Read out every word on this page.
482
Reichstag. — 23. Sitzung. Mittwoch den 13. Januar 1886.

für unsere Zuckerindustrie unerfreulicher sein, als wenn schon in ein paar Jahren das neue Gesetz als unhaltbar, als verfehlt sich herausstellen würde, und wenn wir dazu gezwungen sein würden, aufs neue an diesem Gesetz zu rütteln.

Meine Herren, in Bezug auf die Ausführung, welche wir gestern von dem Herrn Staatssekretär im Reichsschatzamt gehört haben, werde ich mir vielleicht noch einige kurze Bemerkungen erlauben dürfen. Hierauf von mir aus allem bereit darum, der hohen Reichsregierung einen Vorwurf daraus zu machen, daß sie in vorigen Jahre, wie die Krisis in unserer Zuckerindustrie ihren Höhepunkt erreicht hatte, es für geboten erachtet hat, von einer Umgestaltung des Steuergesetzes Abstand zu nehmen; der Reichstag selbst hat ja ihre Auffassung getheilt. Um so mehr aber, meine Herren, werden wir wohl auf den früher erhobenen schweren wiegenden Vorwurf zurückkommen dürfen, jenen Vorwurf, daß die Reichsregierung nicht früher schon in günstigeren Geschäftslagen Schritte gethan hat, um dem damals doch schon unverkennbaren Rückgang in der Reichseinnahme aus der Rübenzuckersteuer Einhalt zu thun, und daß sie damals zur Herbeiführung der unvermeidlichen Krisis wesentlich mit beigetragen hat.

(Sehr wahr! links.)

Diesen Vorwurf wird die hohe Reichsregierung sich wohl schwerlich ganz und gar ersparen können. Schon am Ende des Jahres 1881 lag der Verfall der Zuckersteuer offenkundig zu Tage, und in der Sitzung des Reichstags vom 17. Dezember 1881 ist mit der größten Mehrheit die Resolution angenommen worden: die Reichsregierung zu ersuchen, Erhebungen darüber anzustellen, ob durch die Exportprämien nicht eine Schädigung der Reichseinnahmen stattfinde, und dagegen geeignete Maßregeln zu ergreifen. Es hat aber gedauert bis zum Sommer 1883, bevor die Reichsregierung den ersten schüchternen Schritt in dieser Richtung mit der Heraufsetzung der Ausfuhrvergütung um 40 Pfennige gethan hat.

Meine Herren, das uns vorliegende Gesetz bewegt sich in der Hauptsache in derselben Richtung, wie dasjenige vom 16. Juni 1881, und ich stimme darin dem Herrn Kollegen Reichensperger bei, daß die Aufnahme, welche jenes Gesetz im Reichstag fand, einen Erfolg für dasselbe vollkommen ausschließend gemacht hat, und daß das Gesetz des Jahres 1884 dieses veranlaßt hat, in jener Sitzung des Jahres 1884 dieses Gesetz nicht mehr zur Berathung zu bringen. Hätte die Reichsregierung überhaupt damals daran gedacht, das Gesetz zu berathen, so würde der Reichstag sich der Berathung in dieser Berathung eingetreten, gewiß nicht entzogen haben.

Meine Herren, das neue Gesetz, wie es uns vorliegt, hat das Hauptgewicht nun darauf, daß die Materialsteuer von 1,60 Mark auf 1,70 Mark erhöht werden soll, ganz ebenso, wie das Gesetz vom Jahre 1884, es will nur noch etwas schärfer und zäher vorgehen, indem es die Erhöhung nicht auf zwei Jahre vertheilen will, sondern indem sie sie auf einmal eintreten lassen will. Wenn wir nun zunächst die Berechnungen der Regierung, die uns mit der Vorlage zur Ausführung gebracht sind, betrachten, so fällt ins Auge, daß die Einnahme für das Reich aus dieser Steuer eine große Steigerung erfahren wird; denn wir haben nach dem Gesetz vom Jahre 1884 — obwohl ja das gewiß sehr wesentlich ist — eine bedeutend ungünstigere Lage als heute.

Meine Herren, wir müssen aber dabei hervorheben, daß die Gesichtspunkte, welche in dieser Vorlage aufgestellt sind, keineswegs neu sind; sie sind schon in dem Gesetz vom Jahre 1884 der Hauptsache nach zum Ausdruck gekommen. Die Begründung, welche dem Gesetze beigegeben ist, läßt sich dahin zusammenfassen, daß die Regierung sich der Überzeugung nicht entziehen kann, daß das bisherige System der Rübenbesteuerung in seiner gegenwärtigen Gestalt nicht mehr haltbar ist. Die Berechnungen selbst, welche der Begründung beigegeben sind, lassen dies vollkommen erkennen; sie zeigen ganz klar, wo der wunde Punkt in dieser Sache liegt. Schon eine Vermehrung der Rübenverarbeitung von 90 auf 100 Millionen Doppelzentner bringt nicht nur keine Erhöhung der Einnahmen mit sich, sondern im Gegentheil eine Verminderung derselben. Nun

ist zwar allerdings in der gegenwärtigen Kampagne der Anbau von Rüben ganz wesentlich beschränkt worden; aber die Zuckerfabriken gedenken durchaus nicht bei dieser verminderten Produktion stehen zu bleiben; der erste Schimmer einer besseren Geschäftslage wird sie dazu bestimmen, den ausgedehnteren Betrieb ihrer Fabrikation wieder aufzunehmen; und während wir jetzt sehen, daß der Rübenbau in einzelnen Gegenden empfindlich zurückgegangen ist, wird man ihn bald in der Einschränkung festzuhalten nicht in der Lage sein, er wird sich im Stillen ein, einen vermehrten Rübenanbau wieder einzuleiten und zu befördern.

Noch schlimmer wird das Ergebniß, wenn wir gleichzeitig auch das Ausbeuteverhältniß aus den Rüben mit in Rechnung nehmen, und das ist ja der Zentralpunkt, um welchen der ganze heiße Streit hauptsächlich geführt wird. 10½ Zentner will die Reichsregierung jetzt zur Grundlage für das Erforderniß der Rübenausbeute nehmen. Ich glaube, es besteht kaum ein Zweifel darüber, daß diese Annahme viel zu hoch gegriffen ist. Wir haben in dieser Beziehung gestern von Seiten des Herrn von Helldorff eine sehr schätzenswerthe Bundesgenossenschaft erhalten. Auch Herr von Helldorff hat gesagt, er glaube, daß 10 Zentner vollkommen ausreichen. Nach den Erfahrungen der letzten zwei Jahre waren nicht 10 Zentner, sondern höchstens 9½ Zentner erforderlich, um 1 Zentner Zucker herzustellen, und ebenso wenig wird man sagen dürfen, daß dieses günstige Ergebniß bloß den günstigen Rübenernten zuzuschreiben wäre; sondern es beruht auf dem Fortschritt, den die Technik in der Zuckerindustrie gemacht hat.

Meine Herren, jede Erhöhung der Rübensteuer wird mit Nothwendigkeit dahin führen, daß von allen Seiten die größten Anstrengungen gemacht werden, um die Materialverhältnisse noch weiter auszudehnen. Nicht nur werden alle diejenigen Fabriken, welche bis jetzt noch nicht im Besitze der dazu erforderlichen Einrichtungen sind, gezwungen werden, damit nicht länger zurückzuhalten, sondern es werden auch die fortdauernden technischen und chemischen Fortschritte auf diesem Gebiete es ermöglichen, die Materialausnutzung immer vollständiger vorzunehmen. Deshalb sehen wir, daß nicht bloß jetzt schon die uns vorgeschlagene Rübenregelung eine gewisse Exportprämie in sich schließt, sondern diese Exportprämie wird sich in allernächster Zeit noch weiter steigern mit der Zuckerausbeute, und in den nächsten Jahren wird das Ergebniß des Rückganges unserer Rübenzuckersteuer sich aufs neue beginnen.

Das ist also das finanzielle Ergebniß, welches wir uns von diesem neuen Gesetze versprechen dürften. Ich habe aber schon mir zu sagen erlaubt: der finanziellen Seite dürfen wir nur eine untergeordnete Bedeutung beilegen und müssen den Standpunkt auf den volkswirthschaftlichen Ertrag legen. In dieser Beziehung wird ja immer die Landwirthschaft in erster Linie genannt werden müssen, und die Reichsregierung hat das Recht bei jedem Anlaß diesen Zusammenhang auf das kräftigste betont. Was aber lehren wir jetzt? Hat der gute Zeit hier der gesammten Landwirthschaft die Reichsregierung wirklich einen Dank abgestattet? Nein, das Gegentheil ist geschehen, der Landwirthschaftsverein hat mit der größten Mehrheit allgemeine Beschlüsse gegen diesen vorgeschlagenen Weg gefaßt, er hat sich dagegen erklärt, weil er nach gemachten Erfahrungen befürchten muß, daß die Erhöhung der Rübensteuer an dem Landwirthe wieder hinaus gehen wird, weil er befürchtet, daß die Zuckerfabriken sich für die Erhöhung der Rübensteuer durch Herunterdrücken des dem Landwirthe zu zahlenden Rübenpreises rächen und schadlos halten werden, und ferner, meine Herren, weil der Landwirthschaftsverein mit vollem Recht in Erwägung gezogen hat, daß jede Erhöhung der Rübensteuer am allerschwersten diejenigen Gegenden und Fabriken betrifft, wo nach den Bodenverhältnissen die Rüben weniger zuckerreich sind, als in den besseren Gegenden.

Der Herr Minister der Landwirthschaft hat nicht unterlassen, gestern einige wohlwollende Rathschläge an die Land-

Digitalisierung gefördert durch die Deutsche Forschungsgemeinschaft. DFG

· · · · · · ·

WORK ORDER — Work out how many lines of the material contain the word "einige" and answer with that number only.

WRITTEN RESPONSE — 2